• _Page text_

####

Even today, although high end products of the digital imaging industry use the sensor digitizing HDR images with 10-16 bits for each color channel, display devices using 8-bits for each channel are still the mainstream in the industry. Thus, the standard for HDR image coding providing the backward compatibility with LDR images has caused much interest in the industry. A working group (WG) of the Joint Photographic Experts Group (JPEG) meeting in Paris in 2012 established a JPEG XT standard (ISO/IEC 18477) for the compression of HDR images. Even though JPEG 2000 standard (ISO/IEC 15444) and JPEG XR standard (ISO/IEC 29199) provide HDR image coding specifications, they are not compatible with the legacy JPEG standard (ISO/IEC 10918). For this reason, their usage is reduced in the industry. The JPEG XT standard has emerged to overcome this problem.

Fig. 1 shows the functional block diagram of a JPEG XT encoder. The solid line path shows the flow for providing backward compatibility, which compresses the tone mapped LDR image using the legacy ISO/IEC 10918-1 encoder. The dashed line path shows the flow for producing the error signal between the original HDR image and the tone mapped LDR image.

Fig. 1.Overview of the JPEG XT encoding process

Since the main function of the backward compatible part is the tone mapping operation, it is essential to evaluate the influence of the tone mapping operator (TMO) on the JPEG XT compression performance.

####

• _Information provided_

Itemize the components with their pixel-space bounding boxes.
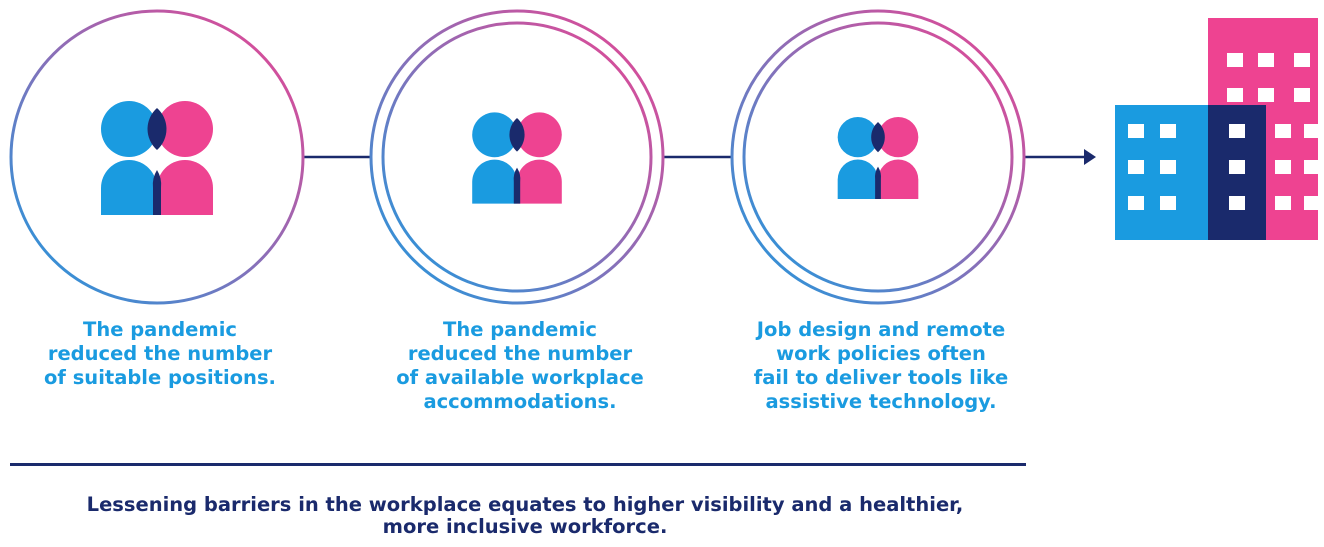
step-3-circle [730,9,1026,305]
caption-line: The pandemic [443,318,597,341]
caption-line: Job design and remote [756,318,1006,341]
summary-line: more inclusive workforce. [382,515,668,538]
caption-line: The pandemic [83,318,237,341]
ring-inner [742,21,1014,293]
caption-line: of available workplace [396,366,644,389]
caption-line: reduced the number [47,342,273,365]
arrow-head-icon [1084,149,1096,165]
step-2-circle [369,9,665,305]
caption-line: assistive technology. [765,390,997,413]
step-1-caption: The pandemic reduced the number of suita… [20,318,300,390]
caption-line: of suitable positions. [44,366,276,389]
step-1-circle [9,9,305,305]
caption-line: work policies often [776,342,986,365]
ring-inner [381,21,653,293]
two-people-icon [837,116,919,200]
office-buildings-icon [1115,18,1318,240]
two-people-icon [472,112,562,204]
two-people-icon [101,101,213,215]
caption-line: reduced the number [407,342,633,365]
ring-outer [9,9,305,305]
caption-line: accommodations. [423,390,617,413]
caption-line: fail to deliver tools like [753,366,1009,389]
section-divider [10,463,1026,466]
step-3-caption: Job design and remote work policies ofte… [726,318,1036,414]
step-2-caption: The pandemic reduced the number of avail… [370,318,670,414]
summary-line: Lessening barriers in the workplace equa… [86,493,964,516]
summary-text: Lessening barriers in the workplace equa… [20,494,1030,538]
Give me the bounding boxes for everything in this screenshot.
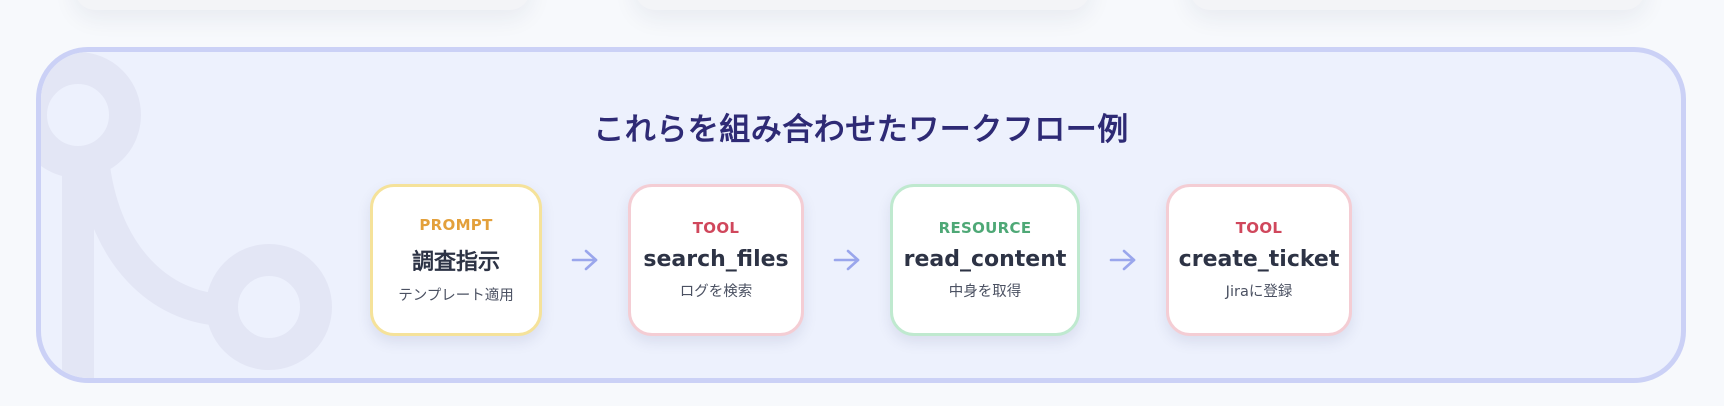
step-description: 中身を取得 [948,284,1022,300]
git-branch-decoration-icon [41,52,332,378]
workflow-step-prompt: PROMPT 調査指示 テンプレート適用 [370,184,542,336]
previous-card-3 [1190,0,1645,10]
section-title: これらを組み合わせたワークフロー例 [593,112,1129,148]
step-kind-label: PROMPT [419,215,493,234]
flow-arrow [804,249,890,271]
arrow-right-icon [571,249,598,271]
step-kind-label: TOOL [1235,219,1283,237]
step-name: read_content [903,247,1067,272]
previous-card-2 [635,0,1090,10]
step-kind-label: RESOURCE [938,219,1032,237]
step-name: create_ticket [1178,247,1340,272]
workflow-step-resource: RESOURCE read_content 中身を取得 [890,184,1080,336]
step-name: search_files [643,247,789,272]
step-description: テンプレート適用 [398,287,514,304]
previous-card-1 [75,0,530,10]
workflow-step-tool-search: TOOL search_files ログを検索 [628,184,804,336]
arrow-right-icon [1109,249,1136,271]
flow-arrow [1080,249,1166,271]
step-name: 調査指示 [411,249,500,275]
arrow-right-icon [833,249,860,271]
workflow-flow: PROMPT 調査指示 テンプレート適用 TOOL search_files ロ… [41,184,1681,336]
flow-arrow [542,249,628,271]
step-description: Jiraに登録 [1225,284,1293,300]
step-description: ログを検索 [679,284,753,300]
workflow-step-tool-ticket: TOOL create_ticket Jiraに登録 [1166,184,1352,336]
step-kind-label: TOOL [692,219,740,237]
workflow-example-panel: これらを組み合わせたワークフロー例 PROMPT 調査指示 テンプレート適用 T… [36,47,1686,383]
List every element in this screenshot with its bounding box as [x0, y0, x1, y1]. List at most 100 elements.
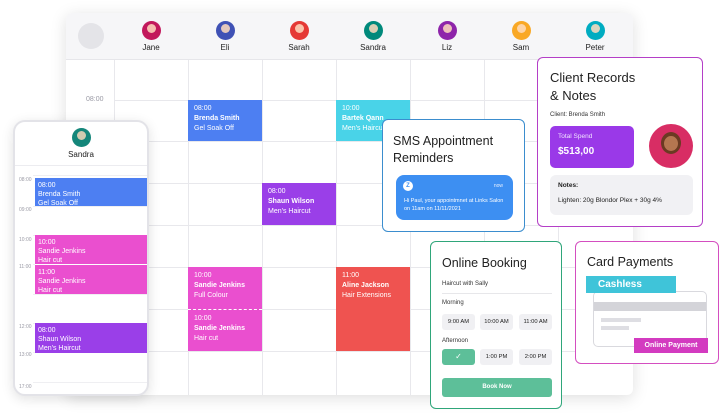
appointment-time: 10:00: [194, 272, 212, 279]
appointment-card[interactable]: 08:00 Brenda Smith Gel Soak Off: [188, 100, 262, 141]
time-slot[interactable]: 10:00 AM: [480, 314, 513, 330]
phone-appointment[interactable]: 08:00 Shaun Wilson Men's Haircut: [35, 323, 147, 353]
appointment-time: 08:00: [38, 327, 56, 334]
phone-time-label: 12:00: [19, 324, 32, 330]
phone-header: Sandra: [15, 122, 147, 166]
card-title: Online Booking: [442, 256, 527, 270]
staff-name: Sarah: [288, 43, 310, 52]
title-line: & Notes: [550, 88, 597, 103]
time-slot[interactable]: 2:00 PM: [519, 349, 552, 365]
spend-label: Total Spend: [558, 133, 593, 140]
staff-eli[interactable]: Eli: [195, 21, 255, 52]
divider: [442, 293, 552, 294]
appointment-service: Gel Soak Off: [194, 125, 234, 132]
phone-appointment[interactable]: 08:00 Brenda Smith Gel Soak Off: [35, 178, 147, 207]
phone-grid-line: [33, 294, 147, 295]
grid-column: [188, 60, 189, 395]
notes-label: Notes:: [558, 182, 579, 189]
card-payments-card: Card Payments Cashless Online Payment: [575, 241, 719, 364]
online-booking-card: Online Booking Haircut with Sally Mornin…: [430, 241, 562, 409]
client-photo: [649, 124, 693, 168]
staff-liz[interactable]: Liz: [417, 21, 477, 52]
phone-time-label: 09:00: [19, 207, 32, 213]
phone-grid-line: [33, 382, 147, 383]
time-label: 08:00: [86, 96, 104, 103]
staff-name: Liz: [441, 43, 453, 52]
notes-text: Lighten: 20g Blondor Plex + 30g 4%: [558, 197, 662, 204]
staff-sandra[interactable]: Sandra: [343, 21, 403, 52]
avatar: [363, 21, 383, 40]
afternoon-label: Afternoon: [442, 338, 469, 344]
card-title: Client Records & Notes: [550, 69, 702, 105]
staff-peter[interactable]: Peter: [565, 21, 625, 52]
sms-notification[interactable]: Z now Hi Paul, your appointmnet at Links…: [396, 175, 513, 220]
avatar: [289, 21, 309, 40]
client-records-card: Client Records & Notes Client: Brenda Sm…: [537, 57, 703, 227]
total-spend-box: Total Spend $513,00: [550, 126, 634, 168]
staff-name: Eli: [220, 43, 230, 52]
book-now-button[interactable]: Book Now: [442, 378, 552, 397]
cashless-badge: Cashless: [586, 276, 676, 293]
appointment-service: Hair cut: [194, 335, 219, 342]
appointment-client: Bartek Qann: [342, 115, 384, 122]
grid-row: [114, 351, 633, 352]
time-slot[interactable]: 9:00 AM: [442, 314, 475, 330]
title-line: Reminders: [393, 151, 454, 165]
morning-label: Morning: [442, 300, 464, 306]
appointment-client: Shaun Wilson: [268, 198, 315, 205]
booking-service: Haircut with Sally: [442, 281, 489, 287]
appointment-client: Brenda Smith: [194, 115, 240, 122]
staff-sam[interactable]: Sam: [491, 21, 551, 52]
phone-grid-line: [33, 206, 147, 207]
grid-row: [114, 225, 633, 226]
appointment-time: 10:00: [342, 105, 360, 112]
appointment-time: 11:00: [38, 269, 55, 276]
appointment-time: 08:00: [194, 105, 212, 112]
avatar: [511, 21, 531, 40]
appointment-service: Men's Haircut: [268, 208, 311, 215]
appointment-service: Hair Extensions: [342, 292, 392, 299]
avatar: [141, 21, 161, 40]
phone-appointment[interactable]: 10:00 Sandie Jenkins Hair cut: [35, 235, 147, 264]
grid-column: [262, 60, 263, 395]
card-title: SMS Appointment Reminders: [393, 133, 524, 167]
appointment-card[interactable]: 08:00 Shaun Wilson Men's Haircut: [262, 183, 336, 225]
time-slot[interactable]: 1:00 PM: [480, 349, 513, 365]
phone-time-label: 10:00: [19, 237, 32, 243]
header-placeholder-avatar: [78, 23, 104, 49]
appointment-card[interactable]: 10:00 Sandie Jenkins Full Colour: [188, 267, 262, 309]
appointment-client: Sandie Jenkins: [194, 325, 245, 332]
phone-appointment[interactable]: 11:00 Sandie Jenkins Hair cut: [35, 264, 147, 294]
appointment-client: Shaun Wilson: [38, 336, 82, 343]
online-payment-badge: Online Payment: [634, 338, 708, 353]
appointment-service: Men's Haircut: [342, 125, 385, 132]
staff-name: Jane: [142, 43, 160, 52]
appointment-client: Sandie Jenkins: [38, 248, 86, 255]
phone-time-label: 08:00: [19, 177, 32, 183]
sms-reminders-card: SMS Appointment Reminders Z now Hi Paul,…: [382, 119, 525, 232]
avatar: [585, 21, 605, 40]
appointment-service: Men's Haircut: [38, 345, 81, 352]
appointment-service: Hair cut: [38, 287, 63, 294]
staff-sarah[interactable]: Sarah: [269, 21, 329, 52]
appointment-card[interactable]: 10:00 Sandie Jenkins Hair cut: [188, 309, 262, 351]
card-line: [601, 318, 641, 322]
time-slot[interactable]: 11:00 AM: [519, 314, 552, 330]
grid-row: [114, 183, 633, 184]
card-stripe: [594, 302, 706, 311]
appointment-card[interactable]: 11:00 Aline Jackson Hair Extensions: [336, 267, 410, 351]
appointment-client: Sandie Jenkins: [38, 278, 86, 285]
appointment-service: Gel Soak Off: [38, 200, 78, 207]
grid-row: [114, 141, 633, 142]
appointment-time: 10:00: [194, 315, 212, 322]
sms-message: Hi Paul, your appointmnet at Links Salon…: [404, 198, 504, 212]
staff-name: Sam: [512, 43, 530, 52]
appointment-time: 11:00: [342, 272, 359, 279]
grid-column: [336, 60, 337, 395]
client-name: Client: Brenda Smith: [550, 112, 606, 118]
selected-time-slot-check-icon[interactable]: ✓: [442, 349, 475, 365]
phone-staff-name: Sandra: [68, 150, 94, 159]
phone-time-label: 13:00: [19, 352, 32, 358]
staff-jane[interactable]: Jane: [121, 21, 181, 52]
avatar: [71, 128, 91, 147]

####

• _Job A_
According to the passage on JPEG XT, what standard number was assigned to JPEG XT?
• _Job B_
In the entries, copy every line unchanged, starting with the line that contains "step-3-circle [730,9,1026,305]" and going on through the line that contains "Give me the", both lines included.

• _Exercise output A_
ISO/IEC 18477

• _Exercise output B_
step-3-circle [730,9,1026,305]
caption-line: The pandemic [443,318,597,341]
caption-line: Job design and remote [756,318,1006,341]
summary-line: more inclusive workforce. [382,515,668,538]
caption-line: The pandemic [83,318,237,341]
ring-inner [742,21,1014,293]
caption-line: of available workplace [396,366,644,389]
caption-line: reduced the number [47,342,273,365]
arrow-head-icon [1084,149,1096,165]
step-2-circle [369,9,665,305]
caption-line: assistive technology. [765,390,997,413]
step-1-caption: The pandemic reduced the number of suita… [20,318,300,390]
caption-line: of suitable positions. [44,366,276,389]
step-1-circle [9,9,305,305]
caption-line: work policies often [776,342,986,365]
ring-inner [381,21,653,293]
two-people-icon [837,116,919,200]
office-buildings-icon [1115,18,1318,240]
two-people-icon [472,112,562,204]
two-people-icon [101,101,213,215]
caption-line: reduced the number [407,342,633,365]
ring-outer [9,9,305,305]
caption-line: accommodations. [423,390,617,413]
caption-line: fail to deliver tools like [753,366,1009,389]
section-divider [10,463,1026,466]
step-3-caption: Job design and remote work policies ofte… [726,318,1036,414]
step-2-caption: The pandemic reduced the number of avail… [370,318,670,414]
summary-line: Lessening barriers in the workplace equa… [86,493,964,516]
summary-text: Lessening barriers in the workplace equa… [20,494,1030,538]
Give me the bounding boxes for everything in this screenshot.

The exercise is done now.